- **Given text**
========

Looks like the promoters didn't get the right permits, apparently that gun found was from the property owner. All the rest of that crap in bags looks laughable.

Some money? A pill and some money? Wow...what a drug raid.

To be honest I don't have much sympathy for the illegal activities. I just keep reading these accounts of innocent people who were attacked by dogs and cops/national guard, and it makes me sick.


----------



## terri (Aug 22, 2005)

No...it was _counterfeit_ money, Bace. Several weapons and more than 60 arrests.  That, plus the failure to obtain a proper permit for a group of over 250. I think they were right to move in and bust it up. 

Trust me....I'm all for maintaining the rights of innocent concert-goers, or anytime innocent people are peacefully gathered. I'm sure there were some innocent heads busted here, but this is not the Kent State incident of the 60's, either. 

Dontcha hate gray?  Such an ugly color.


----------



## bace (Aug 22, 2005)

terri said:
			
		

> No...it was _counterfeit_ money, Bace. Several weapons and more than 60 arrests.  That, plus the failure to obtain a proper permit for a group of over 250. I think they were right to move in and bust it up.
> 
> Trust me....I'm all for maintaining the rights of innocent concert-goers, or anytime innocent people are peacefully gathered. I'm sure there were some innocent heads busted here, but this is not the Kent State incident of the 60's, either.
> 
> Dontcha hate gray?  Such an ugly color.


 
Like I said, I've been going to these types of parties for over 5 years in Toronto, and never had to deal with this kind of treatment.

Just seems unreal to me. I'm sure their well within their rights to shut down the party with whatever force necessary, but these people are ravers?

They're not protestors. They're not heavy metal crazy bastards.

The drug policies in the U.S. just seem ridiculous, but I'm just Canadian so what do I know.


----------



## Corry (Aug 22, 2005)

Drug policies are ridiculous? If you ask me they need to be more strict!


----------



## MDowdey (Aug 22, 2005)

bace said:
			
		

> They're not heavy metal crazy bastards.



wow, your tact here is amazing! good work! :lmao:


----------



## JonMikal (Aug 22, 2005)

keep in mind that ALL law enforcement agencies are antsy today, largely because of 9/11. what may appear small and simple to you, will look of concern to them. they move and act aggressively to ascertain what they need.


----------



## Xmetal (Aug 22, 2005)

MDowdey said:
			
		

> wow, your tact here is amazing! good work! :lmao:



Indeed, Metalheads sort Cocaine, Ravers pop Eccy's - there's a difference.


----------



## terri (Aug 22, 2005)

bace said:
			
		

> Like I said, I've been going to these types of parties for over 5 years in Toronto, and never had to deal with this kind of treatment.
> 
> Just seems unreal to me. I'm sure their well within their rights to shut down the party with whatever force necessary, but these people are ravers?
> 
> ...


 Then you've apparently been attending parties that were appropriately licensed, bonded....and guarded, whether you were aware of it or not.  When everyone follows the guidelines, people can go out and let loose, and no, no one's head is going to be cracked if there's a little herb in the air. That's not what was happening here, though. 

And if you're talking about prescription drugs that sell here for twice what you Canadians are paying, then I'd agree that "drug policies in the US are ridiculous".

========

- **Material provided**
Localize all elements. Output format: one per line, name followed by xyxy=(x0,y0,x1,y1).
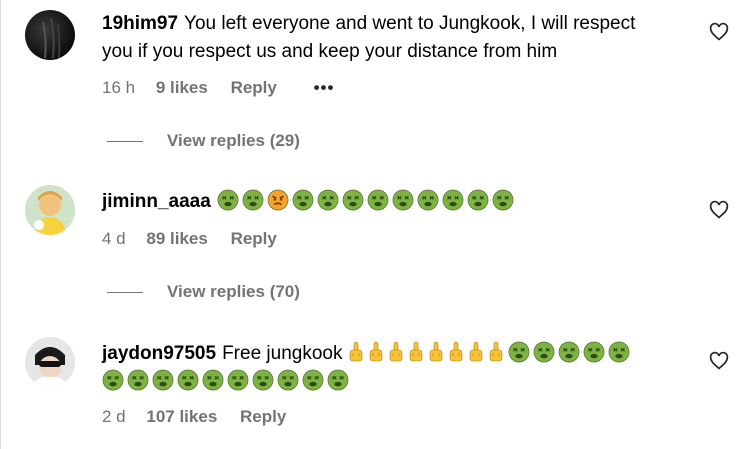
avatar[interactable] xyxy=(25,10,75,60)
nauseated-face-icon xyxy=(508,341,530,363)
nauseated-face-icon xyxy=(242,189,264,211)
emoji-row xyxy=(217,189,517,212)
comment-likes[interactable]: 107 likes xyxy=(146,407,217,427)
view-replies-button[interactable]: View replies (70) xyxy=(107,282,300,302)
nauseated-face-icon xyxy=(608,341,630,363)
nauseated-face-icon xyxy=(302,369,324,391)
comment-time: 16 h xyxy=(102,78,136,97)
nauseated-face-icon xyxy=(342,189,364,211)
avatar-image xyxy=(25,185,75,235)
comment-username[interactable]: jiminn_aaaa xyxy=(102,191,211,212)
view-replies-button[interactable]: View replies (29) xyxy=(107,131,300,151)
heart-outline-icon[interactable] xyxy=(709,351,729,371)
middle-finger-icon xyxy=(349,341,363,362)
nauseated-face-icon xyxy=(467,189,489,211)
angry-face-icon xyxy=(267,189,289,211)
reply-button[interactable]: Reply xyxy=(240,407,286,427)
comment-body: You left everyone and went to Jungkook, … xyxy=(102,13,636,62)
comment-likes[interactable]: 9 likes xyxy=(156,78,208,98)
heart-outline-icon[interactable] xyxy=(709,200,729,220)
comment-username[interactable]: 19him97 xyxy=(102,13,178,34)
comment-meta: 2 d 107 likes Reply xyxy=(102,407,286,427)
comments-panel: 19him97 You left everyone and went to Jun… xyxy=(0,0,749,449)
nauseated-face-icon xyxy=(152,369,174,391)
comment-text: jiminn_aaaa xyxy=(102,188,669,216)
nauseated-face-icon xyxy=(367,189,389,211)
nauseated-face-icon xyxy=(392,189,414,211)
nauseated-face-icon xyxy=(492,189,514,211)
nauseated-face-icon xyxy=(442,189,464,211)
nauseated-face-icon xyxy=(417,189,439,211)
nauseated-face-icon xyxy=(583,341,605,363)
comment-text: jaydon97505 Free jungkook xyxy=(102,340,669,396)
avatar-image xyxy=(25,337,75,387)
comment-time: 2 d xyxy=(102,407,126,426)
middle-finger-icon xyxy=(429,341,443,362)
nauseated-face-icon xyxy=(217,189,239,211)
divider-line xyxy=(107,291,143,293)
nauseated-face-icon xyxy=(317,189,339,211)
middle-finger-icon xyxy=(389,341,403,362)
avatar[interactable] xyxy=(25,337,75,387)
comment-username[interactable]: jaydon97505 xyxy=(102,343,216,364)
nauseated-face-icon xyxy=(202,369,224,391)
view-replies-label: View replies (70) xyxy=(167,282,300,301)
nauseated-face-icon xyxy=(558,341,580,363)
middle-finger-icon xyxy=(469,341,483,362)
divider-line xyxy=(107,140,143,142)
nauseated-face-icon xyxy=(292,189,314,211)
nauseated-face-icon xyxy=(277,369,299,391)
heart-outline-icon[interactable] xyxy=(709,22,729,42)
middle-finger-icon xyxy=(449,341,463,362)
avatar[interactable] xyxy=(25,185,75,235)
comment-likes[interactable]: 89 likes xyxy=(146,229,207,249)
view-replies-label: View replies (29) xyxy=(167,131,300,150)
middle-finger-icon xyxy=(369,341,383,362)
reply-button[interactable]: Reply xyxy=(231,78,277,98)
comment-meta: 16 h 9 likes Reply ••• xyxy=(102,78,334,98)
nauseated-face-icon xyxy=(177,369,199,391)
nauseated-face-icon xyxy=(227,369,249,391)
comment-text: 19him97 You left everyone and went to Jun… xyxy=(102,10,669,66)
reply-button[interactable]: Reply xyxy=(231,229,277,249)
comment-body: Free jungkook xyxy=(222,343,343,364)
middle-finger-icon xyxy=(489,341,503,362)
middle-finger-icon xyxy=(409,341,423,362)
more-options-icon[interactable]: ••• xyxy=(314,78,335,98)
avatar-image xyxy=(42,17,61,59)
nauseated-face-icon xyxy=(533,341,555,363)
comment-meta: 4 d 89 likes Reply xyxy=(102,229,277,249)
comment-time: 4 d xyxy=(102,229,126,248)
nauseated-face-icon xyxy=(327,369,349,391)
nauseated-face-icon xyxy=(252,369,274,391)
nauseated-face-icon xyxy=(102,369,124,391)
nauseated-face-icon xyxy=(127,369,149,391)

========

- **Written task**
Set down the passage of the forum thread between "## Xmetal (Aug" and "there's a difference.", inclusive, copied word for word.

- **Answer**
## Xmetal (Aug 22, 2005)

MDowdey said:
			
		

> wow, your tact here is amazing! good work! :lmao:



Indeed, Metalheads sort Cocaine, Ravers pop Eccy's - there's a difference.